Instructions to follow -> Give every line below again, exactly.

Data to process ->

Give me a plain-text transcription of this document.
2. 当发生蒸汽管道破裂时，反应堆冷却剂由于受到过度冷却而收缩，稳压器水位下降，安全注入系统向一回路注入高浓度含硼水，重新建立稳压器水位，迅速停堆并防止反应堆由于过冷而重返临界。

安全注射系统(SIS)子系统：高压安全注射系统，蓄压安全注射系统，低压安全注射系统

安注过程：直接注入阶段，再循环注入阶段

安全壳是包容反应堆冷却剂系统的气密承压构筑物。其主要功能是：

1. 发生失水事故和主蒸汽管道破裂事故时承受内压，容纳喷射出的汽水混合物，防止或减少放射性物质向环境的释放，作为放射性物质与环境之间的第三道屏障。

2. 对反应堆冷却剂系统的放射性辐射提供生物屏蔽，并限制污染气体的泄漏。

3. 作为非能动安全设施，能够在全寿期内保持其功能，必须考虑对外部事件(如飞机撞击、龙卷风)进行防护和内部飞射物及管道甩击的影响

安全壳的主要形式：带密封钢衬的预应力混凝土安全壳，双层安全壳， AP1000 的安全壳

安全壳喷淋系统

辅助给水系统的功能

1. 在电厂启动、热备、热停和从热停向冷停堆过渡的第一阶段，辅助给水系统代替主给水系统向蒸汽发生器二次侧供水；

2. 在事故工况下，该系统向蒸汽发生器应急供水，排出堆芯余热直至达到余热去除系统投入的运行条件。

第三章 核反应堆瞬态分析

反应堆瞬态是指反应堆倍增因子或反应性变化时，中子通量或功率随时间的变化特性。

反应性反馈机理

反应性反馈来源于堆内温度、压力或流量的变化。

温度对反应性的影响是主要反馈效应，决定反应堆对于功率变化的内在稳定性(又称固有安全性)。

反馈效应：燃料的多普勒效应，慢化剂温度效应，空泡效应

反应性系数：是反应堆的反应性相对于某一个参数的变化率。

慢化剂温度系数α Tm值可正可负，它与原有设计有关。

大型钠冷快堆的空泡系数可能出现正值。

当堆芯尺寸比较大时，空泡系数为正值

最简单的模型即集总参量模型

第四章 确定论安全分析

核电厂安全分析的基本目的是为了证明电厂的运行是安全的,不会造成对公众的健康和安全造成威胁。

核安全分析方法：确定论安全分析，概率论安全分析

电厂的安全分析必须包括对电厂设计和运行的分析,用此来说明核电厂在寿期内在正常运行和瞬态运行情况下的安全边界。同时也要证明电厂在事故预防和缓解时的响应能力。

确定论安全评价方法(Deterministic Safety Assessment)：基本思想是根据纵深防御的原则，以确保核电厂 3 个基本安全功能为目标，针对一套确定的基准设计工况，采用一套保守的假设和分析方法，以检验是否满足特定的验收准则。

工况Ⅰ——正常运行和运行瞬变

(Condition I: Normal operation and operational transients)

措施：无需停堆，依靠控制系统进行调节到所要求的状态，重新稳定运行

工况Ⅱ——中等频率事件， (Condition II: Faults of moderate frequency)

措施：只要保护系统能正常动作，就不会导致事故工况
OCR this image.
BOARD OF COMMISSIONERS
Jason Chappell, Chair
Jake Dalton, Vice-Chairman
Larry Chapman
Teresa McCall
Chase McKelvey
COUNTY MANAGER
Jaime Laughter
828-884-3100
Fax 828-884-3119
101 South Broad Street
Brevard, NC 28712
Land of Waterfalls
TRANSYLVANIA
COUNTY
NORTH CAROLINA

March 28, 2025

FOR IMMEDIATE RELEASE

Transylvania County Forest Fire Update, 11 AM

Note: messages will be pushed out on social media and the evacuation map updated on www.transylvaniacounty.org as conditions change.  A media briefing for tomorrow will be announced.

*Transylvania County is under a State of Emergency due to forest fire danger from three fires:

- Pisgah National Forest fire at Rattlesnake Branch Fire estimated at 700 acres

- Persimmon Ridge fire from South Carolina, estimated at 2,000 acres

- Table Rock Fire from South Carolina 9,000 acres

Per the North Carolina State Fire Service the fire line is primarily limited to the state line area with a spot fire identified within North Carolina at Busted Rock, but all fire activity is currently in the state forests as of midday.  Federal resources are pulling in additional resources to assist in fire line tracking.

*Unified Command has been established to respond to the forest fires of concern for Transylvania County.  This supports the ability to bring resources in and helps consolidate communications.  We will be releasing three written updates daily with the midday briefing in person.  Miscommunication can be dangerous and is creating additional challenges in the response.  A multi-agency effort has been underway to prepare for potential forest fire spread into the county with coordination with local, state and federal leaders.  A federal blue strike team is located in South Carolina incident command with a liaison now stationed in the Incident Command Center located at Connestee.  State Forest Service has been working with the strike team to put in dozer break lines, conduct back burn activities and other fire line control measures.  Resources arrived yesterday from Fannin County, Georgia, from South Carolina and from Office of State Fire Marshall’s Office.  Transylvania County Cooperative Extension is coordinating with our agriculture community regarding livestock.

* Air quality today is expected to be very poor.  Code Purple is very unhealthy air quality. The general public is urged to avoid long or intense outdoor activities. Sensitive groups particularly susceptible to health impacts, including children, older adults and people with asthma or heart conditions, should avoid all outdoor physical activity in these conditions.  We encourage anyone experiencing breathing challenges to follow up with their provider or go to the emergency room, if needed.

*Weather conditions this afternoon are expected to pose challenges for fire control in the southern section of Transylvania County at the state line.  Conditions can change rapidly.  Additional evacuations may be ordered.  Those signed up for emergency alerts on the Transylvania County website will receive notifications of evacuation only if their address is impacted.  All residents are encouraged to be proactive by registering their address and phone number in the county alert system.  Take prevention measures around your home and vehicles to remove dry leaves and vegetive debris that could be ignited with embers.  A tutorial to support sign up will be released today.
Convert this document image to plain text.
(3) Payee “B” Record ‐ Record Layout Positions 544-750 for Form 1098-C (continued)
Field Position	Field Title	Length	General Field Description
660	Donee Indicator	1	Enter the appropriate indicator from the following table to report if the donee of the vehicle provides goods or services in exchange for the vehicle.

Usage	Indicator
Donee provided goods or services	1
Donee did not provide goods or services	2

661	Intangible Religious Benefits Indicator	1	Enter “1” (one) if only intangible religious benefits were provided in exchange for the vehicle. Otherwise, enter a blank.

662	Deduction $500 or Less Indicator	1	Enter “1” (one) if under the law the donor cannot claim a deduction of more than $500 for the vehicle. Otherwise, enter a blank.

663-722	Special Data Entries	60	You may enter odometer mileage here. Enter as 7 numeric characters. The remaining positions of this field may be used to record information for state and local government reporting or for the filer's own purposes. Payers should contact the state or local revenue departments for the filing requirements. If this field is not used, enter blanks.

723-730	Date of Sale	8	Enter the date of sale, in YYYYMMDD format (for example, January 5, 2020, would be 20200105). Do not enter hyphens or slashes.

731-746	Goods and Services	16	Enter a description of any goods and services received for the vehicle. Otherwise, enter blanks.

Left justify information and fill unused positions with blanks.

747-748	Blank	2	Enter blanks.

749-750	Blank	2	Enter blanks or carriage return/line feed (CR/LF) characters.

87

Written solution ->
Give me a plain-text transcription of this document.
2. 当发生蒸汽管道破裂时，反应堆冷却剂由于受到过度冷却而收缩，稳压器水位下降，安全注入系统向一回路注入高浓度含硼水，重新建立稳压器水位，迅速停堆并防止反应堆由于过冷而重返临界。

安全注射系统(SIS)子系统：高压安全注射系统，蓄压安全注射系统，低压安全注射系统

安注过程：直接注入阶段，再循环注入阶段

安全壳是包容反应堆冷却剂系统的气密承压构筑物。其主要功能是：

1. 发生失水事故和主蒸汽管道破裂事故时承受内压，容纳喷射出的汽水混合物，防止或减少放射性物质向环境的释放，作为放射性物质与环境之间的第三道屏障。

2. 对反应堆冷却剂系统的放射性辐射提供生物屏蔽，并限制污染气体的泄漏。

3. 作为非能动安全设施，能够在全寿期内保持其功能，必须考虑对外部事件(如飞机撞击、龙卷风)进行防护和内部飞射物及管道甩击的影响

安全壳的主要形式：带密封钢衬的预应力混凝土安全壳，双层安全壳， AP1000 的安全壳

安全壳喷淋系统

辅助给水系统的功能

1. 在电厂启动、热备、热停和从热停向冷停堆过渡的第一阶段，辅助给水系统代替主给水系统向蒸汽发生器二次侧供水；

2. 在事故工况下，该系统向蒸汽发生器应急供水，排出堆芯余热直至达到余热去除系统投入的运行条件。

第三章 核反应堆瞬态分析

反应堆瞬态是指反应堆倍增因子或反应性变化时，中子通量或功率随时间的变化特性。

反应性反馈机理

反应性反馈来源于堆内温度、压力或流量的变化。

温度对反应性的影响是主要反馈效应，决定反应堆对于功率变化的内在稳定性(又称固有安全性)。

反馈效应：燃料的多普勒效应，慢化剂温度效应，空泡效应

反应性系数：是反应堆的反应性相对于某一个参数的变化率。

慢化剂温度系数α Tm值可正可负，它与原有设计有关。

大型钠冷快堆的空泡系数可能出现正值。

当堆芯尺寸比较大时，空泡系数为正值

最简单的模型即集总参量模型

第四章 确定论安全分析

核电厂安全分析的基本目的是为了证明电厂的运行是安全的,不会造成对公众的健康和安全造成威胁。

核安全分析方法：确定论安全分析，概率论安全分析

电厂的安全分析必须包括对电厂设计和运行的分析,用此来说明核电厂在寿期内在正常运行和瞬态运行情况下的安全边界。同时也要证明电厂在事故预防和缓解时的响应能力。

确定论安全评价方法(Deterministic Safety Assessment)：基本思想是根据纵深防御的原则，以确保核电厂 3 个基本安全功能为目标，针对一套确定的基准设计工况，采用一套保守的假设和分析方法，以检验是否满足特定的验收准则。

工况Ⅰ——正常运行和运行瞬变

(Condition I: Normal operation and operational transients)

措施：无需停堆，依靠控制系统进行调节到所要求的状态，重新稳定运行

工况Ⅱ——中等频率事件， (Condition II: Faults of moderate frequency)

措施：只要保护系统能正常动作，就不会导致事故工况
OCR this image.
BOARD OF COMMISSIONERS
Jason Chappell, Chair
Jake Dalton, Vice-Chairman
Larry Chapman
Teresa McCall
Chase McKelvey
COUNTY MANAGER
Jaime Laughter
828-884-3100
Fax 828-884-3119
101 South Broad Street
Brevard, NC 28712
Land of Waterfalls
TRANSYLVANIA
COUNTY
NORTH CAROLINA

March 28, 2025

FOR IMMEDIATE RELEASE

Transylvania County Forest Fire Update, 11 AM

Note: messages will be pushed out on social media and the evacuation map updated on www.transylvaniacounty.org as conditions change.  A media briefing for tomorrow will be announced.

*Transylvania County is under a State of Emergency due to forest fire danger from three fires:

- Pisgah National Forest fire at Rattlesnake Branch Fire estimated at 700 acres

- Persimmon Ridge fire from South Carolina, estimated at 2,000 acres

- Table Rock Fire from South Carolina 9,000 acres

Per the North Carolina State Fire Service the fire line is primarily limited to the state line area with a spot fire identified within North Carolina at Busted Rock, but all fire activity is currently in the state forests as of midday.  Federal resources are pulling in additional resources to assist in fire line tracking.

*Unified Command has been established to respond to the forest fires of concern for Transylvania County.  This supports the ability to bring resources in and helps consolidate communications.  We will be releasing three written updates daily with the midday briefing in person.  Miscommunication can be dangerous and is creating additional challenges in the response.  A multi-agency effort has been underway to prepare for potential forest fire spread into the county with coordination with local, state and federal leaders.  A federal blue strike team is located in South Carolina incident command with a liaison now stationed in the Incident Command Center located at Connestee.  State Forest Service has been working with the strike team to put in dozer break lines, conduct back burn activities and other fire line control measures.  Resources arrived yesterday from Fannin County, Georgia, from South Carolina and from Office of State Fire Marshall’s Office.  Transylvania County Cooperative Extension is coordinating with our agriculture community regarding livestock.

* Air quality today is expected to be very poor.  Code Purple is very unhealthy air quality. The general public is urged to avoid long or intense outdoor activities. Sensitive groups particularly susceptible to health impacts, including children, older adults and people with asthma or heart conditions, should avoid all outdoor physical activity in these conditions.  We encourage anyone experiencing breathing challenges to follow up with their provider or go to the emergency room, if needed.

*Weather conditions this afternoon are expected to pose challenges for fire control in the southern section of Transylvania County at the state line.  Conditions can change rapidly.  Additional evacuations may be ordered.  Those signed up for emergency alerts on the Transylvania County website will receive notifications of evacuation only if their address is impacted.  All residents are encouraged to be proactive by registering their address and phone number in the county alert system.  Take prevention measures around your home and vehicles to remove dry leaves and vegetive debris that could be ignited with embers.  A tutorial to support sign up will be released today.
Convert this document image to plain text.
(3) Payee “B” Record ‐ Record Layout Positions 544-750 for Form 1098-C (continued)
Field Position	Field Title	Length	General Field Description
660	Donee Indicator	1	Enter the appropriate indicator from the following table to report if the donee of the vehicle provides goods or services in exchange for the vehicle.

Usage	Indicator
Donee provided goods or services	1
Donee did not provide goods or services	2

661	Intangible Religious Benefits Indicator	1	Enter “1” (one) if only intangible religious benefits were provided in exchange for the vehicle. Otherwise, enter a blank.

662	Deduction $500 or Less Indicator	1	Enter “1” (one) if under the law the donor cannot claim a deduction of more than $500 for the vehicle. Otherwise, enter a blank.

663-722	Special Data Entries	60	You may enter odometer mileage here. Enter as 7 numeric characters. The remaining positions of this field may be used to record information for state and local government reporting or for the filer's own purposes. Payers should contact the state or local revenue departments for the filing requirements. If this field is not used, enter blanks.

723-730	Date of Sale	8	Enter the date of sale, in YYYYMMDD format (for example, January 5, 2020, would be 20200105). Do not enter hyphens or slashes.

731-746	Goods and Services	16	Enter a description of any goods and services received for the vehicle. Otherwise, enter blanks.

Left justify information and fill unused positions with blanks.

747-748	Blank	2	Enter blanks.

749-750	Blank	2	Enter blanks or carriage return/line feed (CR/LF) characters.

87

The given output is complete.